▶ _Required work_: From the listing that follows, extract every line and set it down unaltered.

▶ _Given records_:
** BEGIN **

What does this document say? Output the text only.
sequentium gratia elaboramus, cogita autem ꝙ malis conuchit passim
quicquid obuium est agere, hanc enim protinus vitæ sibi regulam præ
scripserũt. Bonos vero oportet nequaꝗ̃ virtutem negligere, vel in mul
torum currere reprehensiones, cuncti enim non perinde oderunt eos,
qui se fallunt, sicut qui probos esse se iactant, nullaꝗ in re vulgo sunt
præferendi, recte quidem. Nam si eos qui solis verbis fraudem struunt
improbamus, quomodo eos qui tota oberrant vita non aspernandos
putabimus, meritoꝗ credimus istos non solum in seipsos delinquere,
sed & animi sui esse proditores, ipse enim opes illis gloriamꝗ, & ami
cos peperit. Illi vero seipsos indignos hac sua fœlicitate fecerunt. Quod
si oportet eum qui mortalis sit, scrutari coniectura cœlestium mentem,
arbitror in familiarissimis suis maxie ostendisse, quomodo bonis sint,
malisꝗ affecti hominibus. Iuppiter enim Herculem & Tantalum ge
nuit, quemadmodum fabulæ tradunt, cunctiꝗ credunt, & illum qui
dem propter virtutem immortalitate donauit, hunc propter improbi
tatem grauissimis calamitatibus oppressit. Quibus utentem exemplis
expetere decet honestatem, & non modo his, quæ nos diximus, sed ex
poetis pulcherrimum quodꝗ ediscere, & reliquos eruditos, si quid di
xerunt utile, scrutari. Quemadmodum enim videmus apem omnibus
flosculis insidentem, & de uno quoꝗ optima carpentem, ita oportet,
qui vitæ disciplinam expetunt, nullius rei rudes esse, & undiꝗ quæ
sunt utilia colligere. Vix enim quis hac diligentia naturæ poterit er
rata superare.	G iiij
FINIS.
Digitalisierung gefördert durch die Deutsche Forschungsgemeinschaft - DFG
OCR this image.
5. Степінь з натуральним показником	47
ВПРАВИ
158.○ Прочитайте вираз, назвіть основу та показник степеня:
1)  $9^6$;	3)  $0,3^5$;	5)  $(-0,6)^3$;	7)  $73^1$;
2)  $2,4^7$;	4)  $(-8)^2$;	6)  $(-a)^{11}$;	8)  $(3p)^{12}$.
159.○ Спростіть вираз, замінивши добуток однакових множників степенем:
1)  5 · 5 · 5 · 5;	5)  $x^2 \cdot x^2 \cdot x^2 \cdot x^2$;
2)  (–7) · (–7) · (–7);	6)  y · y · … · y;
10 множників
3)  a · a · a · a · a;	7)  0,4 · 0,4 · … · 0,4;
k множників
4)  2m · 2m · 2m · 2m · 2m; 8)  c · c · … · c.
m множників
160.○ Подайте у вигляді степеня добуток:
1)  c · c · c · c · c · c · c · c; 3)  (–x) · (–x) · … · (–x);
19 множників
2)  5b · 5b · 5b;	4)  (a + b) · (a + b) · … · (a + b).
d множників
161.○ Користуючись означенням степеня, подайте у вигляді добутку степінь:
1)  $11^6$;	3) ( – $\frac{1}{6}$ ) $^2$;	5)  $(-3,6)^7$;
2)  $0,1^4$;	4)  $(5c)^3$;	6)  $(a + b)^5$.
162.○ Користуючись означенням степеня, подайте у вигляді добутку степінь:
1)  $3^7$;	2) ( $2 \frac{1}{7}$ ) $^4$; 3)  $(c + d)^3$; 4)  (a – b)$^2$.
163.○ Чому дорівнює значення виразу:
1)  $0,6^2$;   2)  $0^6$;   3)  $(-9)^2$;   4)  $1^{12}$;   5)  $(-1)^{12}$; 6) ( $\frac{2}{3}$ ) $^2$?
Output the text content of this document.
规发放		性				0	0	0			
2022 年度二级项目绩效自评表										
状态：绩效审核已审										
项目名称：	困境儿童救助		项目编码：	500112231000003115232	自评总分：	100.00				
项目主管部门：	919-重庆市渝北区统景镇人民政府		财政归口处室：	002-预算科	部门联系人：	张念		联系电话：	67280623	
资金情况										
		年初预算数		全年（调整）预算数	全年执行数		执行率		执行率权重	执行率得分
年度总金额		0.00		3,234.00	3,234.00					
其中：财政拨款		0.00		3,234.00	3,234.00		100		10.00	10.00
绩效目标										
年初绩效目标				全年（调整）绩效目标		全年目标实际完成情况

** END **

▶ _Result of this task_:
What does this document say? Output the text only.
sequentium gratia elaboramus, cogita autem ꝙ malis conuchit passim
quicquid obuium est agere, hanc enim protinus vitæ sibi regulam præ
scripserũt. Bonos vero oportet nequaꝗ̃ virtutem negligere, vel in mul
torum currere reprehensiones, cuncti enim non perinde oderunt eos,
qui se fallunt, sicut qui probos esse se iactant, nullaꝗ in re vulgo sunt
præferendi, recte quidem. Nam si eos qui solis verbis fraudem struunt
improbamus, quomodo eos qui tota oberrant vita non aspernandos
putabimus, meritoꝗ credimus istos non solum in seipsos delinquere,
sed & animi sui esse proditores, ipse enim opes illis gloriamꝗ, & ami
cos peperit. Illi vero seipsos indignos hac sua fœlicitate fecerunt. Quod
si oportet eum qui mortalis sit, scrutari coniectura cœlestium mentem,
arbitror in familiarissimis suis maxie ostendisse, quomodo bonis sint,
malisꝗ affecti hominibus. Iuppiter enim Herculem & Tantalum ge
nuit, quemadmodum fabulæ tradunt, cunctiꝗ credunt, & illum qui
dem propter virtutem immortalitate donauit, hunc propter improbi
tatem grauissimis calamitatibus oppressit. Quibus utentem exemplis
expetere decet honestatem, & non modo his, quæ nos diximus, sed ex
poetis pulcherrimum quodꝗ ediscere, & reliquos eruditos, si quid di
xerunt utile, scrutari. Quemadmodum enim videmus apem omnibus
flosculis insidentem, & de uno quoꝗ optima carpentem, ita oportet,
qui vitæ disciplinam expetunt, nullius rei rudes esse, & undiꝗ quæ
sunt utilia colligere. Vix enim quis hac diligentia naturæ poterit er
rata superare.	G iiij
FINIS.
Digitalisierung gefördert durch die Deutsche Forschungsgemeinschaft - DFG
OCR this image.
5. Степінь з натуральним показником	47
ВПРАВИ
158.○ Прочитайте вираз, назвіть основу та показник степеня:
1)  $9^6$;	3)  $0,3^5$;	5)  $(-0,6)^3$;	7)  $73^1$;
2)  $2,4^7$;	4)  $(-8)^2$;	6)  $(-a)^{11}$;	8)  $(3p)^{12}$.
159.○ Спростіть вираз, замінивши добуток однакових множників степенем:
1)  5 · 5 · 5 · 5;	5)  $x^2 \cdot x^2 \cdot x^2 \cdot x^2$;
2)  (–7) · (–7) · (–7);	6)  y · y · … · y;
10 множників
3)  a · a · a · a · a;	7)  0,4 · 0,4 · … · 0,4;
k множників
4)  2m · 2m · 2m · 2m · 2m; 8)  c · c · … · c.
m множників
160.○ Подайте у вигляді степеня добуток:
1)  c · c · c · c · c · c · c · c; 3)  (–x) · (–x) · … · (–x);
19 множників
2)  5b · 5b · 5b;	4)  (a + b) · (a + b) · … · (a + b).
d множників
161.○ Користуючись означенням степеня, подайте у вигляді добутку степінь:
1)  $11^6$;	3) ( – $\frac{1}{6}$ ) $^2$;	5)  $(-3,6)^7$;
2)  $0,1^4$;	4)  $(5c)^3$;	6)  $(a + b)^5$.
162.○ Користуючись означенням степеня, подайте у вигляді добутку степінь:
1)  $3^7$;	2) ( $2 \frac{1}{7}$ ) $^4$; 3)  $(c + d)^3$; 4)  (a – b)$^2$.
163.○ Чому дорівнює значення виразу:
1)  $0,6^2$;   2)  $0^6$;   3)  $(-9)^2$;   4)  $1^{12}$;   5)  $(-1)^{12}$; 6) ( $\frac{2}{3}$ ) $^2$?
Output the text content of this document.
规发放		性				0	0	0			
2022 年度二级项目绩效自评表										
状态：绩效审核已审										
项目名称：	困境儿童救助		项目编码：	500112231000003115232	自评总分：	100.00				
项目主管部门：	919-重庆市渝北区统景镇人民政府		财政归口处室：	002-预算科	部门联系人：	张念		联系电话：	67280623	
资金情况										
		年初预算数		全年（调整）预算数	全年执行数		执行率		执行率权重	执行率得分
年度总金额		0.00		3,234.00	3,234.00					
其中：财政拨款		0.00		3,234.00	3,234.00		100		10.00	10.00
绩效目标										
年初绩效目标				全年（调整）绩效目标		全年目标实际完成情况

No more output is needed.